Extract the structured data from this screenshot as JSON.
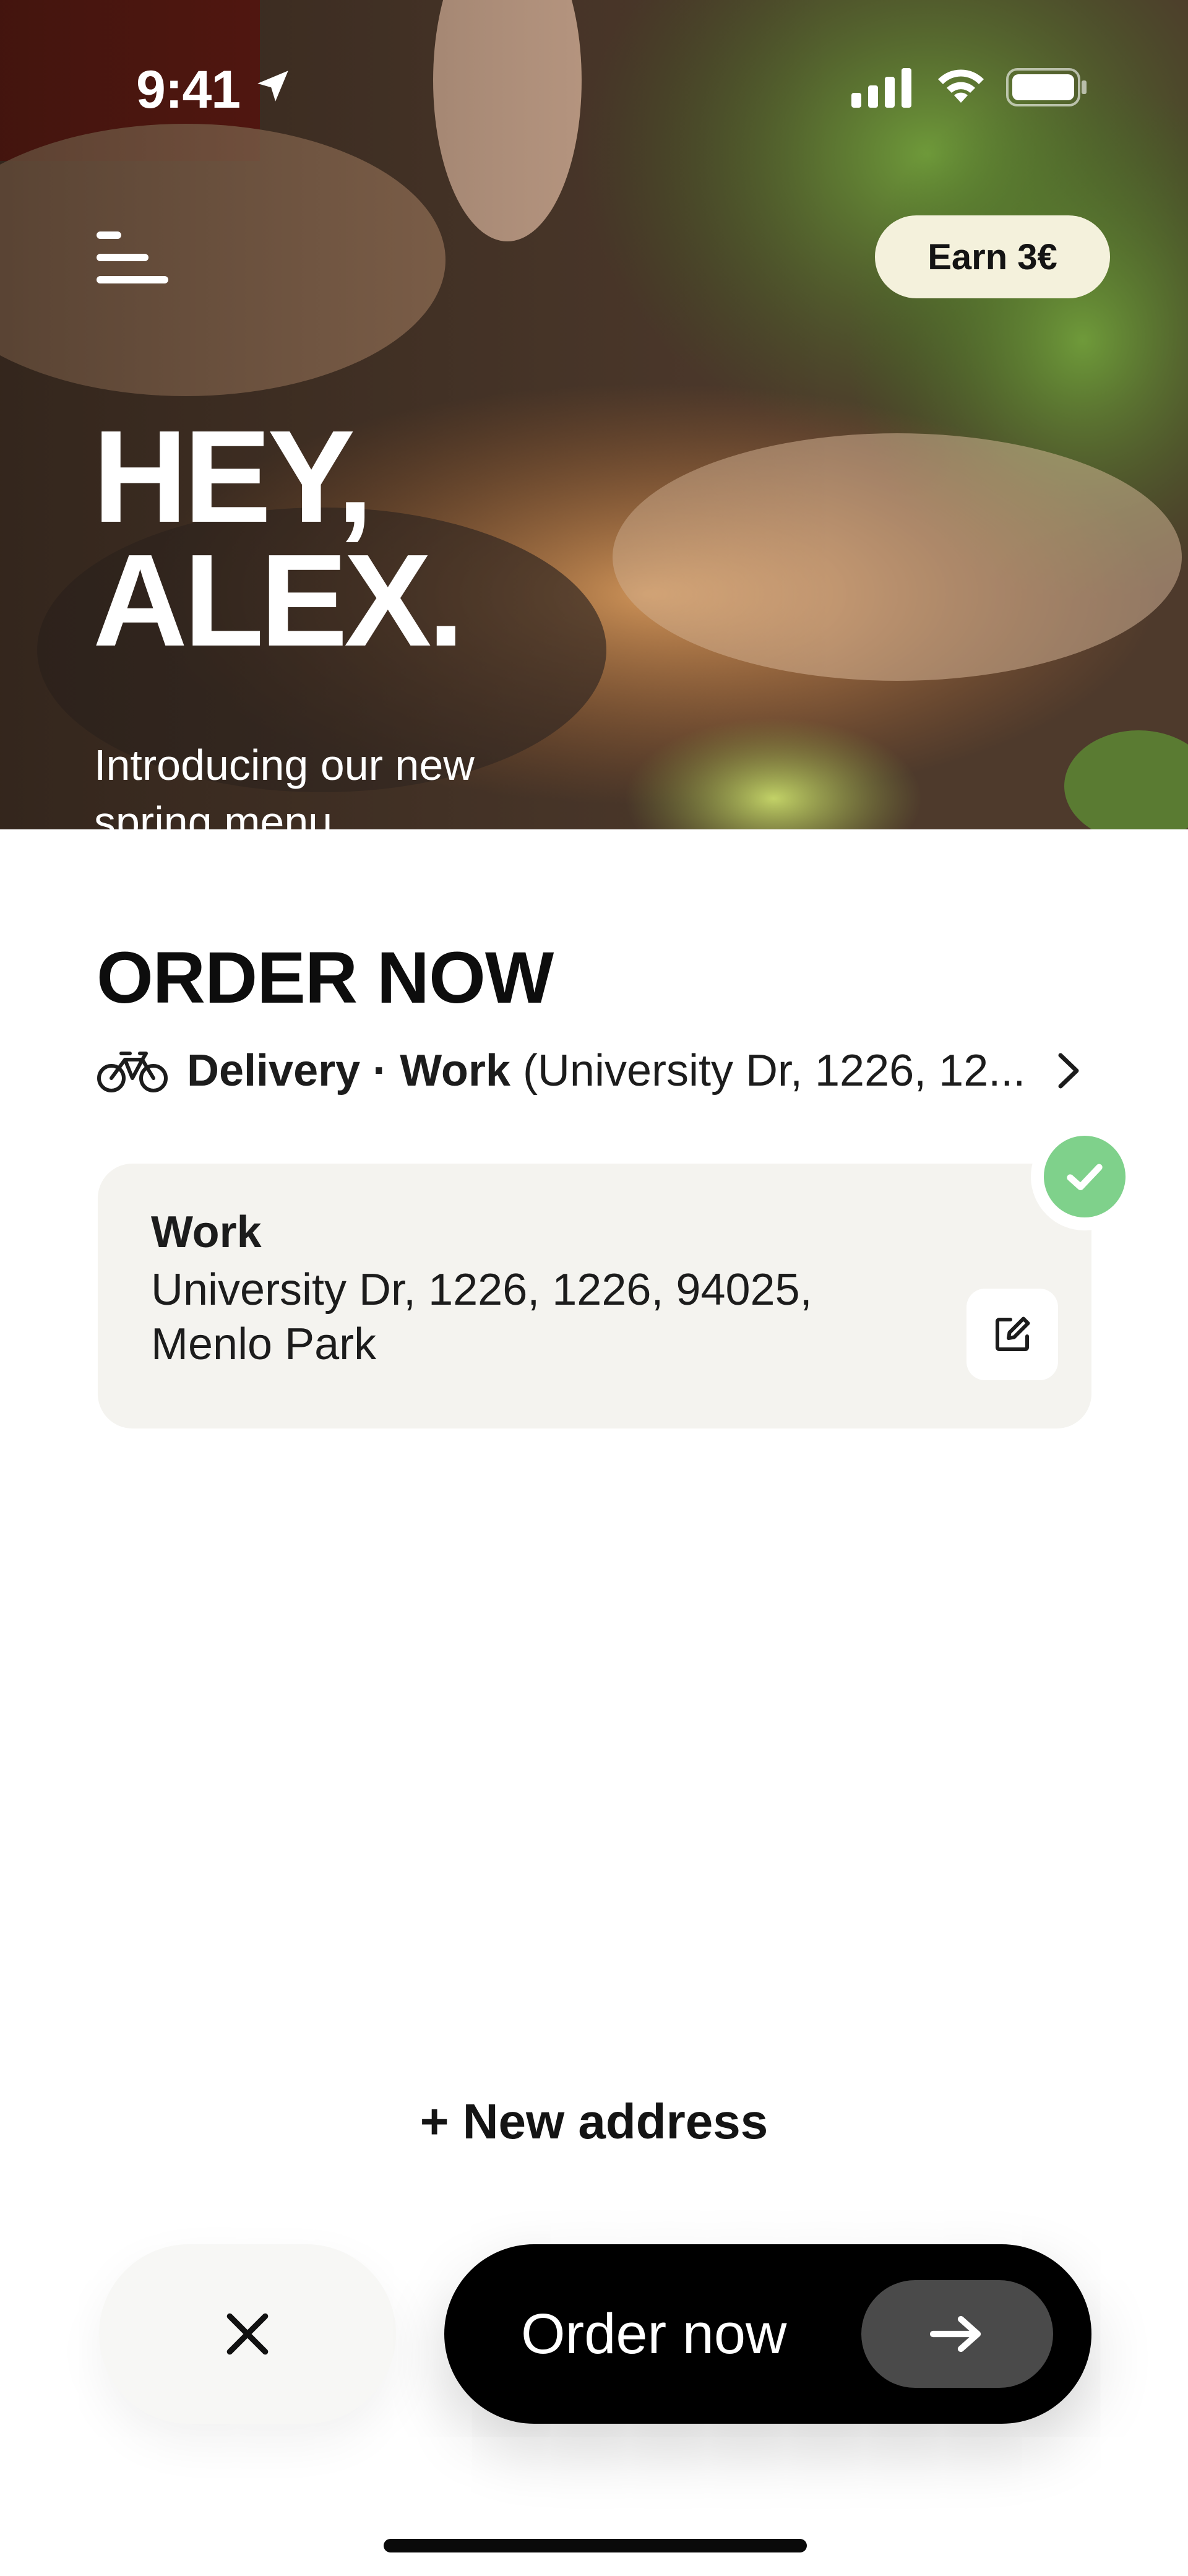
{
  "status_bar": {
    "time": "9:41"
  },
  "hero": {
    "earn_label": "Earn 3€",
    "greeting_line1": "HEY,",
    "greeting_line2": "ALEX.",
    "subtitle": "Introducing our new spring menu"
  },
  "order": {
    "title": "ORDER NOW",
    "mode": "Delivery",
    "separator": "·",
    "location_name": "Work",
    "location_summary": "(University Dr, 1226, 12..."
  },
  "address_card": {
    "name": "Work",
    "line": "University Dr, 1226, 1226, 94025, Menlo Park",
    "selected": true
  },
  "new_address_label": "+ New address",
  "bottom_bar": {
    "order_label": "Order now"
  },
  "colors": {
    "accent_badge": "#f4f1dc",
    "check_green": "#7fd18b",
    "card_bg": "#f4f3ef",
    "cta_bg": "#000000"
  },
  "icons": {
    "menu": "hamburger-menu-icon",
    "location": "location-arrow-icon",
    "bike": "bicycle-icon",
    "chevron": "chevron-right-icon",
    "edit": "edit-icon",
    "check": "check-icon",
    "close": "close-icon",
    "arrow": "arrow-right-icon"
  }
}
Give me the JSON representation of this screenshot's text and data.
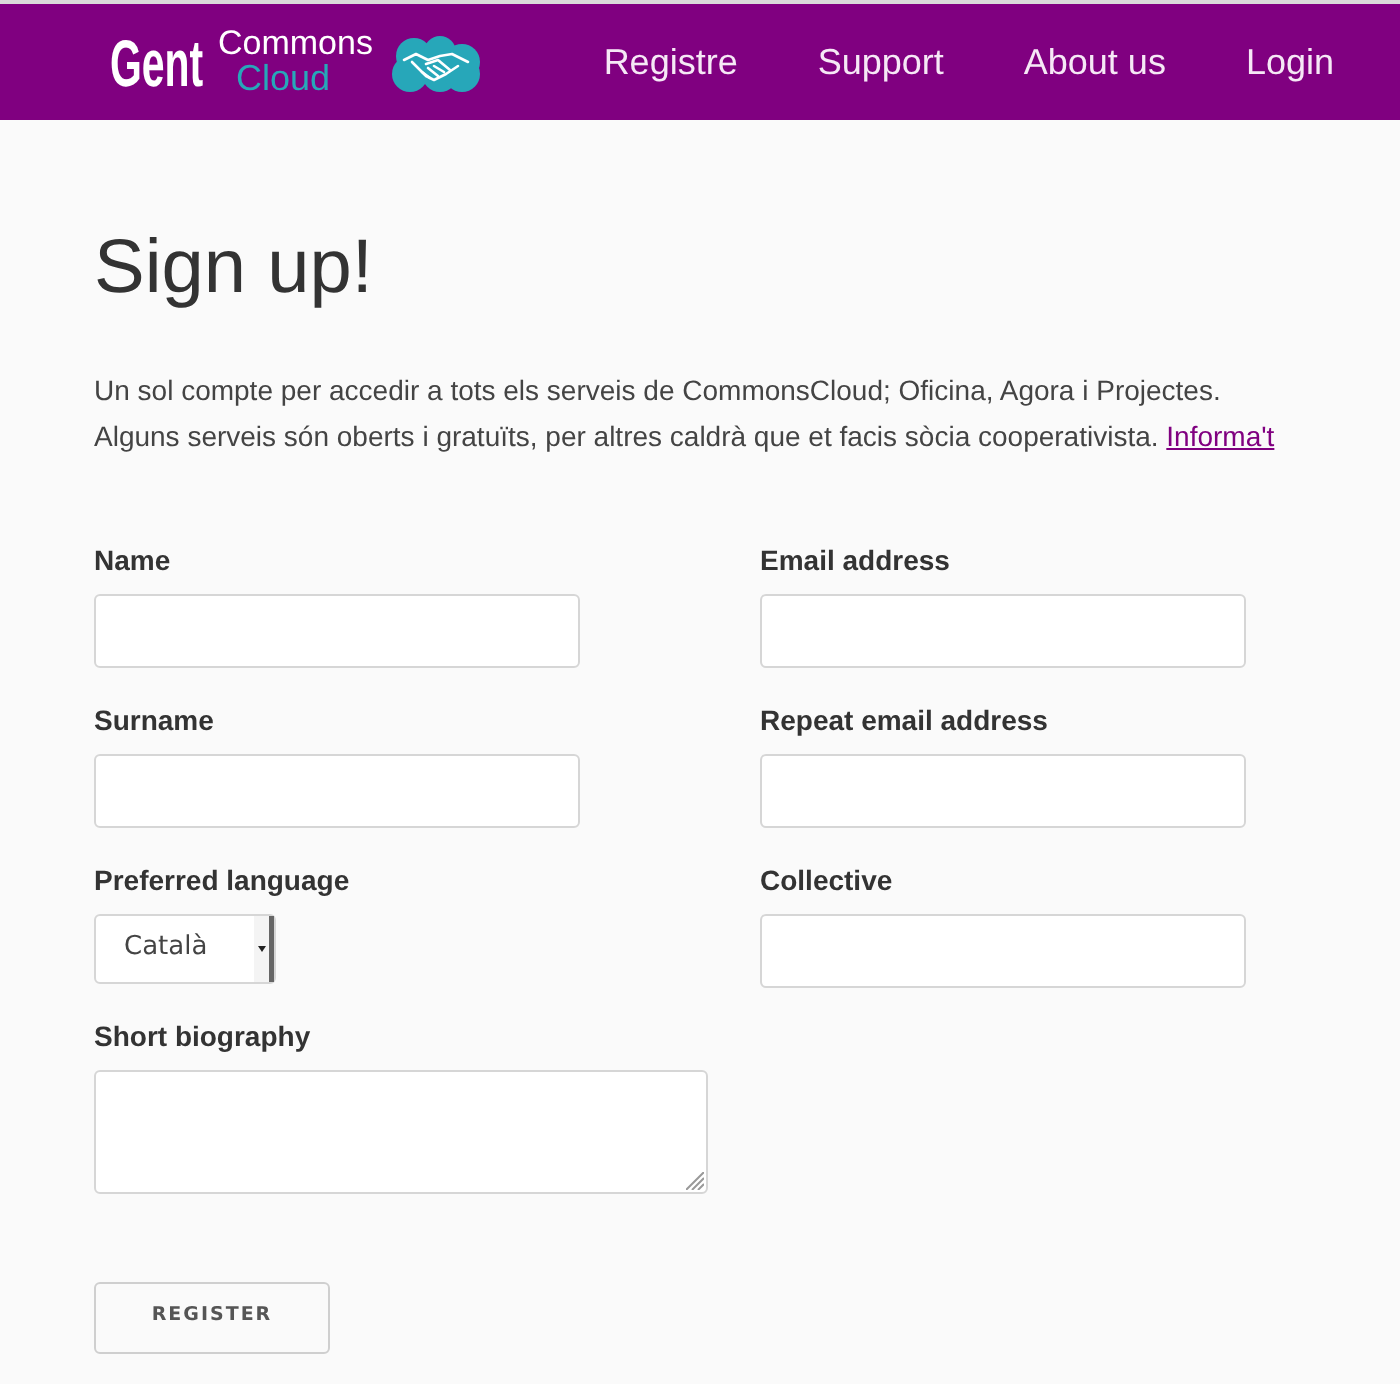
{
  "navbar": {
    "logo": {
      "part_1": "Gent",
      "part_2": "Commons",
      "part_3": "Cloud"
    },
    "links": [
      "Registre",
      "Support",
      "About us",
      "Login"
    ]
  },
  "heading": "Sign up!",
  "intro": {
    "lines": [
      "Un sol compte per accedir a tots els serveis de CommonsCloud; Oficina, Agora i Projectes.",
      "Alguns serveis són oberts i gratuïts, per altres caldrà que et facis sòcia cooperativista."
    ],
    "link": "Informa't"
  },
  "form": {
    "columns": [
      {
        "fields": [
          {
            "kind": "text",
            "label": "Name"
          },
          {
            "kind": "text",
            "label": "Surname"
          },
          {
            "kind": "select",
            "label": "Preferred language",
            "value": "Català"
          },
          {
            "kind": "textarea",
            "label": "Short biography"
          }
        ]
      },
      {
        "fields": [
          {
            "kind": "text",
            "label": "Email address"
          },
          {
            "kind": "text",
            "label": "Repeat email address"
          },
          {
            "kind": "text",
            "label": "Collective"
          }
        ]
      }
    ],
    "button": "REGISTER"
  }
}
------------
_PROBLEM TO SOLVE_: Of the lines in the entries above, how many include "menu"? Only the number should be given.

_THE RESPONSE_: 2